* [Dataset rows]:

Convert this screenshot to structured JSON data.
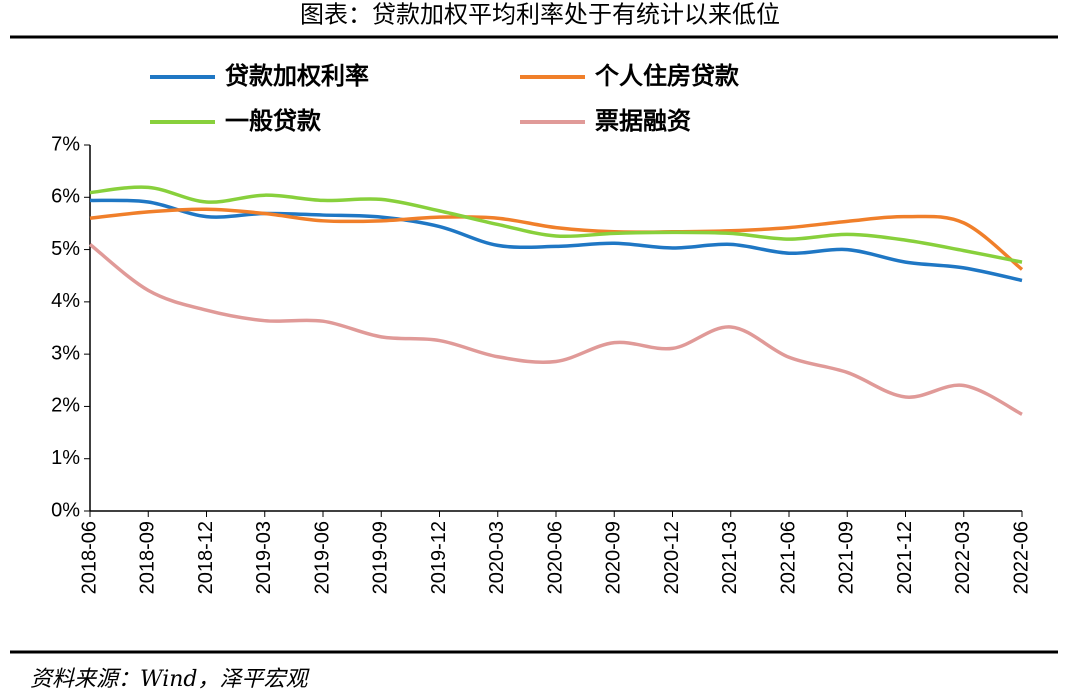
{
  "chart_data": {
    "type": "line",
    "title": "图表：贷款加权平均利率处于有统计以来低位",
    "source": "资料来源：Wind，泽平宏观",
    "categories": [
      "2018-06",
      "2018-09",
      "2018-12",
      "2019-03",
      "2019-06",
      "2019-09",
      "2019-12",
      "2020-03",
      "2020-06",
      "2020-09",
      "2020-12",
      "2021-03",
      "2021-06",
      "2021-09",
      "2021-12",
      "2022-03",
      "2022-06"
    ],
    "series": [
      {
        "name": "贷款加权利率",
        "color": "#1f77c4",
        "values": [
          5.94,
          5.91,
          5.63,
          5.69,
          5.66,
          5.62,
          5.44,
          5.08,
          5.06,
          5.12,
          5.03,
          5.1,
          4.93,
          5.0,
          4.76,
          4.65,
          4.41
        ]
      },
      {
        "name": "个人住房贷款",
        "color": "#f07f2a",
        "values": [
          5.6,
          5.72,
          5.77,
          5.69,
          5.55,
          5.55,
          5.62,
          5.6,
          5.42,
          5.34,
          5.34,
          5.36,
          5.42,
          5.54,
          5.63,
          5.51,
          4.62
        ]
      },
      {
        "name": "一般贷款",
        "color": "#88d03c",
        "values": [
          6.09,
          6.19,
          5.91,
          6.04,
          5.94,
          5.96,
          5.74,
          5.48,
          5.26,
          5.31,
          5.33,
          5.31,
          5.2,
          5.29,
          5.18,
          4.98,
          4.76
        ]
      },
      {
        "name": "票据融资",
        "color": "#e09a98",
        "values": [
          5.1,
          4.22,
          3.84,
          3.64,
          3.63,
          3.33,
          3.26,
          2.95,
          2.86,
          3.22,
          3.11,
          3.52,
          2.94,
          2.65,
          2.18,
          2.4,
          1.85
        ]
      }
    ],
    "ylim": [
      0,
      7
    ],
    "yticks": [
      {
        "value": 0,
        "label": "0%"
      },
      {
        "value": 1,
        "label": "1%"
      },
      {
        "value": 2,
        "label": "2%"
      },
      {
        "value": 3,
        "label": "3%"
      },
      {
        "value": 4,
        "label": "4%"
      },
      {
        "value": 5,
        "label": "5%"
      },
      {
        "value": 6,
        "label": "6%"
      },
      {
        "value": 7,
        "label": "7%"
      }
    ],
    "grid": false
  }
}
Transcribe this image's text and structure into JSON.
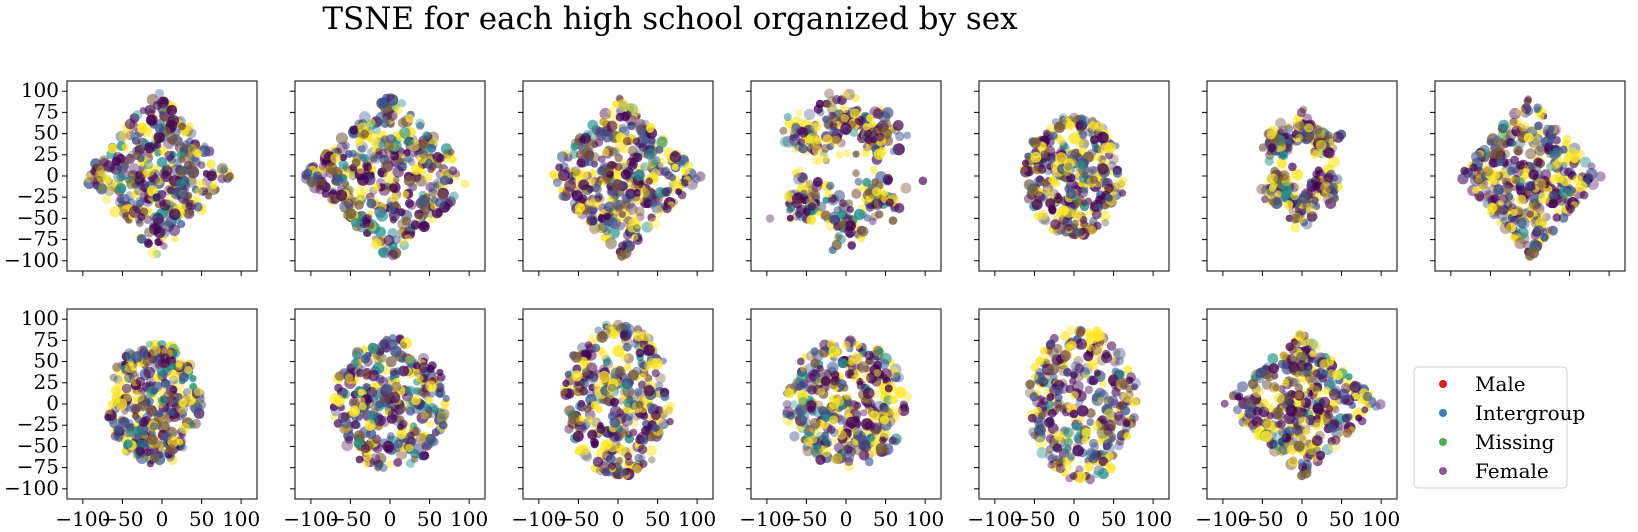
{
  "figure": {
    "title": "TSNE for each high school organized by sex"
  },
  "legend": {
    "placement": "lower-right",
    "entries": [
      {
        "label": "Male",
        "color": "#e41a1c"
      },
      {
        "label": "Intergroup",
        "color": "#377eb8"
      },
      {
        "label": "Missing",
        "color": "#4daf4a"
      },
      {
        "label": "Female",
        "color": "#984ea3"
      }
    ]
  },
  "point_palette": [
    "#440154",
    "#3b528b",
    "#21918c",
    "#fde725",
    "#7a5a3a"
  ],
  "chart_data": {
    "type": "scatter",
    "grid": false,
    "layout": "2 rows x 7 columns, shared axes, last cell holds legend",
    "xlim": [
      -120,
      120
    ],
    "ylim": [
      -112,
      112
    ],
    "x_ticks": [
      -100,
      -50,
      0,
      50,
      100
    ],
    "y_ticks": [
      -100,
      -75,
      -50,
      -25,
      0,
      25,
      50,
      75,
      100
    ],
    "panels": [
      {
        "shape": "diamond",
        "cx": -5,
        "cy": 0,
        "rx": 95,
        "ry": 100,
        "n": 380
      },
      {
        "shape": "diamond",
        "cx": 0,
        "cy": 0,
        "rx": 110,
        "ry": 100,
        "n": 420
      },
      {
        "shape": "diamond",
        "cx": 5,
        "cy": 0,
        "rx": 100,
        "ry": 95,
        "n": 400
      },
      {
        "shape": "clusters",
        "cx": 0,
        "cy": 5,
        "rx": 85,
        "ry": 80,
        "n": 360
      },
      {
        "shape": "blob",
        "cx": 0,
        "cy": 0,
        "rx": 65,
        "ry": 70,
        "n": 340
      },
      {
        "shape": "clusters",
        "cx": 0,
        "cy": 10,
        "rx": 55,
        "ry": 60,
        "n": 260
      },
      {
        "shape": "diamond",
        "cx": 0,
        "cy": 0,
        "rx": 90,
        "ry": 95,
        "n": 380
      },
      {
        "shape": "blob",
        "cx": -10,
        "cy": 0,
        "rx": 60,
        "ry": 72,
        "n": 330
      },
      {
        "shape": "blob",
        "cx": 0,
        "cy": 0,
        "rx": 72,
        "ry": 78,
        "n": 340
      },
      {
        "shape": "blob",
        "cx": 0,
        "cy": 5,
        "rx": 70,
        "ry": 90,
        "n": 360
      },
      {
        "shape": "blob",
        "cx": 0,
        "cy": 0,
        "rx": 78,
        "ry": 75,
        "n": 360
      },
      {
        "shape": "blob",
        "cx": 10,
        "cy": 0,
        "rx": 70,
        "ry": 90,
        "n": 330
      },
      {
        "shape": "diamond",
        "cx": 0,
        "cy": 0,
        "rx": 100,
        "ry": 85,
        "n": 380
      }
    ]
  }
}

* [Task objective]:
Go through the material and select each line with the string "title" in it.

* [Expected output]:
    "title": "图表：贷款加权平均利率处于有统计以来低位",
    "title": "TSNE for each high school organized by sex"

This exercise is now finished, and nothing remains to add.